> The problem
Repeat the material exactly, leaving nothing out.

> Excerpted records
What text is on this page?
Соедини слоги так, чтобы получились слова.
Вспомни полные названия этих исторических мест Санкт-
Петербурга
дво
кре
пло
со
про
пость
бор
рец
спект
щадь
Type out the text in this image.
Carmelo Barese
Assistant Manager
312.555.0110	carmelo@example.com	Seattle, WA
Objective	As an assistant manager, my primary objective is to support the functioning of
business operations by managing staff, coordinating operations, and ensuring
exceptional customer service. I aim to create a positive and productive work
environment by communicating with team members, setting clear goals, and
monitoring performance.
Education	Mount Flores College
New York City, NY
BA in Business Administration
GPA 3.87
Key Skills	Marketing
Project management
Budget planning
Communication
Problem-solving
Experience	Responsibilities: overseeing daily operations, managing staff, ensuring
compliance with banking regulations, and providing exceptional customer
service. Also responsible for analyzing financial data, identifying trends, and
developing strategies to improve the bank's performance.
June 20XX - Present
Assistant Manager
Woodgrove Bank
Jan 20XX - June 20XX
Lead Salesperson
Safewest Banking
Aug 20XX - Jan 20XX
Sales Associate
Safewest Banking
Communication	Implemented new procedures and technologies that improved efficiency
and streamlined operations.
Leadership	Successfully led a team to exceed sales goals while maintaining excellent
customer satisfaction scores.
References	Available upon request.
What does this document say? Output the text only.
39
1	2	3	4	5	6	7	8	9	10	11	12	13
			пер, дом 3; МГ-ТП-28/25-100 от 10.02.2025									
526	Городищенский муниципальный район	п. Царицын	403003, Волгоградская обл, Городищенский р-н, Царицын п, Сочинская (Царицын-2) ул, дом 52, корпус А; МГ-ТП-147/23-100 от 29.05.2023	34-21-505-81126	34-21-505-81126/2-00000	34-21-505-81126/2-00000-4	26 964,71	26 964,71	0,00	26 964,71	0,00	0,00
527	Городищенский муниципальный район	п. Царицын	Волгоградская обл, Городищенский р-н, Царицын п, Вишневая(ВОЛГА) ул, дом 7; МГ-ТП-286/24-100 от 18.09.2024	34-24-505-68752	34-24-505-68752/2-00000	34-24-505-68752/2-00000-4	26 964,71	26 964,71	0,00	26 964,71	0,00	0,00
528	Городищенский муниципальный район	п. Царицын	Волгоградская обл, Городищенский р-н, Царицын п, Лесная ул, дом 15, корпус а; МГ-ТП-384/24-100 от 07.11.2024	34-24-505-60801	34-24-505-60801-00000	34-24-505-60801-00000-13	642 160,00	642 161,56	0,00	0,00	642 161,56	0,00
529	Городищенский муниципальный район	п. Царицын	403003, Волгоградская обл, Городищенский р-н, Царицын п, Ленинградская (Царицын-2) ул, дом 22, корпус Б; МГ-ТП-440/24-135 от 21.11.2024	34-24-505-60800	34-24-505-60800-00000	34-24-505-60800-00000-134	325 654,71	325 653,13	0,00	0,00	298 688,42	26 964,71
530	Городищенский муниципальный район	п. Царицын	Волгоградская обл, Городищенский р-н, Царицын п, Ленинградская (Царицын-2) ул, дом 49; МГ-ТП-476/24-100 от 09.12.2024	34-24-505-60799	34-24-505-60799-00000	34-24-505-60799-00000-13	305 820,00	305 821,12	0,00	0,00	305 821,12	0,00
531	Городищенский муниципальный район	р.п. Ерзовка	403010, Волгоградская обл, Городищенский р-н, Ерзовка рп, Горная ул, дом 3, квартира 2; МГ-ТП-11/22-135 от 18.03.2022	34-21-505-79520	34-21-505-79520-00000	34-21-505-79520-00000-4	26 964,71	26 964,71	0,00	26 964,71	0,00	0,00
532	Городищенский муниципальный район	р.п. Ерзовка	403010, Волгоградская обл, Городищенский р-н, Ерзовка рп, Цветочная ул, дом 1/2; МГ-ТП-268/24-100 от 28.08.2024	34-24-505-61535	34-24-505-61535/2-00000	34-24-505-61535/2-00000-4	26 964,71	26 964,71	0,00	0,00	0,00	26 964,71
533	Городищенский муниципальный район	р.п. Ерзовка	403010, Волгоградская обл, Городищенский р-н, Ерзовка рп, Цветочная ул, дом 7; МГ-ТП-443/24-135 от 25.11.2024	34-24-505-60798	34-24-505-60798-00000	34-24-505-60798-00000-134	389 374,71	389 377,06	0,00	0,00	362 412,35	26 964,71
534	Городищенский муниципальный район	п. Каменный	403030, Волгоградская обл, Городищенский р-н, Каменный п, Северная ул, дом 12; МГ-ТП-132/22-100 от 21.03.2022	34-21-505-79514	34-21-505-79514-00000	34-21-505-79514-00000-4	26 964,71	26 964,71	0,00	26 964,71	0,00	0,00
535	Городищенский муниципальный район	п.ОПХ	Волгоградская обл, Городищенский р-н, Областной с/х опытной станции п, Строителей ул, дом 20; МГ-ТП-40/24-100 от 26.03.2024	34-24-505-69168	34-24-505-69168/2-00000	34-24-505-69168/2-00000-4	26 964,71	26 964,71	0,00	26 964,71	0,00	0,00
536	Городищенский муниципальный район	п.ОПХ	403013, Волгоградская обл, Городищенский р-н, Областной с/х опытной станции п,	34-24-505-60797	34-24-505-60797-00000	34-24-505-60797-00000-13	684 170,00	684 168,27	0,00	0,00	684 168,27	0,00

> Solved problem
What text is on this page?
Соедини слоги так, чтобы получились слова.
Вспомни полные названия этих исторических мест Санкт-
Петербурга
дво
кре
пло
со
про
пость
бор
рец
спект
щадь
Type out the text in this image.
Carmelo Barese
Assistant Manager
312.555.0110	carmelo@example.com	Seattle, WA
Objective	As an assistant manager, my primary objective is to support the functioning of
business operations by managing staff, coordinating operations, and ensuring
exceptional customer service. I aim to create a positive and productive work
environment by communicating with team members, setting clear goals, and
monitoring performance.
Education	Mount Flores College
New York City, NY
BA in Business Administration
GPA 3.87
Key Skills	Marketing
Project management
Budget planning
Communication
Problem-solving
Experience	Responsibilities: overseeing daily operations, managing staff, ensuring
compliance with banking regulations, and providing exceptional customer
service. Also responsible for analyzing financial data, identifying trends, and
developing strategies to improve the bank's performance.
June 20XX - Present
Assistant Manager
Woodgrove Bank
Jan 20XX - June 20XX
Lead Salesperson
Safewest Banking
Aug 20XX - Jan 20XX
Sales Associate
Safewest Banking
Communication	Implemented new procedures and technologies that improved efficiency
and streamlined operations.
Leadership	Successfully led a team to exceed sales goals while maintaining excellent
customer satisfaction scores.
References	Available upon request.
What does this document say? Output the text only.
39
1	2	3	4	5	6	7	8	9	10	11	12	13
			пер, дом 3; МГ-ТП-28/25-100 от 10.02.2025									
526	Городищенский муниципальный район	п. Царицын	403003, Волгоградская обл, Городищенский р-н, Царицын п, Сочинская (Царицын-2) ул, дом 52, корпус А; МГ-ТП-147/23-100 от 29.05.2023	34-21-505-81126	34-21-505-81126/2-00000	34-21-505-81126/2-00000-4	26 964,71	26 964,71	0,00	26 964,71	0,00	0,00
527	Городищенский муниципальный район	п. Царицын	Волгоградская обл, Городищенский р-н, Царицын п, Вишневая(ВОЛГА) ул, дом 7; МГ-ТП-286/24-100 от 18.09.2024	34-24-505-68752	34-24-505-68752/2-00000	34-24-505-68752/2-00000-4	26 964,71	26 964,71	0,00	26 964,71	0,00	0,00
528	Городищенский муниципальный район	п. Царицын	Волгоградская обл, Городищенский р-н, Царицын п, Лесная ул, дом 15, корпус а; МГ-ТП-384/24-100 от 07.11.2024	34-24-505-60801	34-24-505-60801-00000	34-24-505-60801-00000-13	642 160,00	642 161,56	0,00	0,00	642 161,56	0,00
529	Городищенский муниципальный район	п. Царицын	403003, Волгоградская обл, Городищенский р-н, Царицын п, Ленинградская (Царицын-2) ул, дом 22, корпус Б; МГ-ТП-440/24-135 от 21.11.2024	34-24-505-60800	34-24-505-60800-00000	34-24-505-60800-00000-134	325 654,71	325 653,13	0,00	0,00	298 688,42	26 964,71
530	Городищенский муниципальный район	п. Царицын	Волгоградская обл, Городищенский р-н, Царицын п, Ленинградская (Царицын-2) ул, дом 49; МГ-ТП-476/24-100 от 09.12.2024	34-24-505-60799	34-24-505-60799-00000	34-24-505-60799-00000-13	305 820,00	305 821,12	0,00	0,00	305 821,12	0,00
531	Городищенский муниципальный район	р.п. Ерзовка	403010, Волгоградская обл, Городищенский р-н, Ерзовка рп, Горная ул, дом 3, квартира 2; МГ-ТП-11/22-135 от 18.03.2022	34-21-505-79520	34-21-505-79520-00000	34-21-505-79520-00000-4	26 964,71	26 964,71	0,00	26 964,71	0,00	0,00
532	Городищенский муниципальный район	р.п. Ерзовка	403010, Волгоградская обл, Городищенский р-н, Ерзовка рп, Цветочная ул, дом 1/2; МГ-ТП-268/24-100 от 28.08.2024	34-24-505-61535	34-24-505-61535/2-00000	34-24-505-61535/2-00000-4	26 964,71	26 964,71	0,00	0,00	0,00	26 964,71
533	Городищенский муниципальный район	р.п. Ерзовка	403010, Волгоградская обл, Городищенский р-н, Ерзовка рп, Цветочная ул, дом 7; МГ-ТП-443/24-135 от 25.11.2024	34-24-505-60798	34-24-505-60798-00000	34-24-505-60798-00000-134	389 374,71	389 377,06	0,00	0,00	362 412,35	26 964,71
534	Городищенский муниципальный район	п. Каменный	403030, Волгоградская обл, Городищенский р-н, Каменный п, Северная ул, дом 12; МГ-ТП-132/22-100 от 21.03.2022	34-21-505-79514	34-21-505-79514-00000	34-21-505-79514-00000-4	26 964,71	26 964,71	0,00	26 964,71	0,00	0,00
535	Городищенский муниципальный район	п.ОПХ	Волгоградская обл, Городищенский р-н, Областной с/х опытной станции п, Строителей ул, дом 20; МГ-ТП-40/24-100 от 26.03.2024	34-24-505-69168	34-24-505-69168/2-00000	34-24-505-69168/2-00000-4	26 964,71	26 964,71	0,00	26 964,71	0,00	0,00
536	Городищенский муниципальный район	п.ОПХ	403013, Волгоградская обл, Городищенский р-н, Областной с/х опытной станции п,	34-24-505-60797	34-24-505-60797-00000	34-24-505-60797-00000-13	684 170,00	684 168,27	0,00	0,00	684 168,27	0,00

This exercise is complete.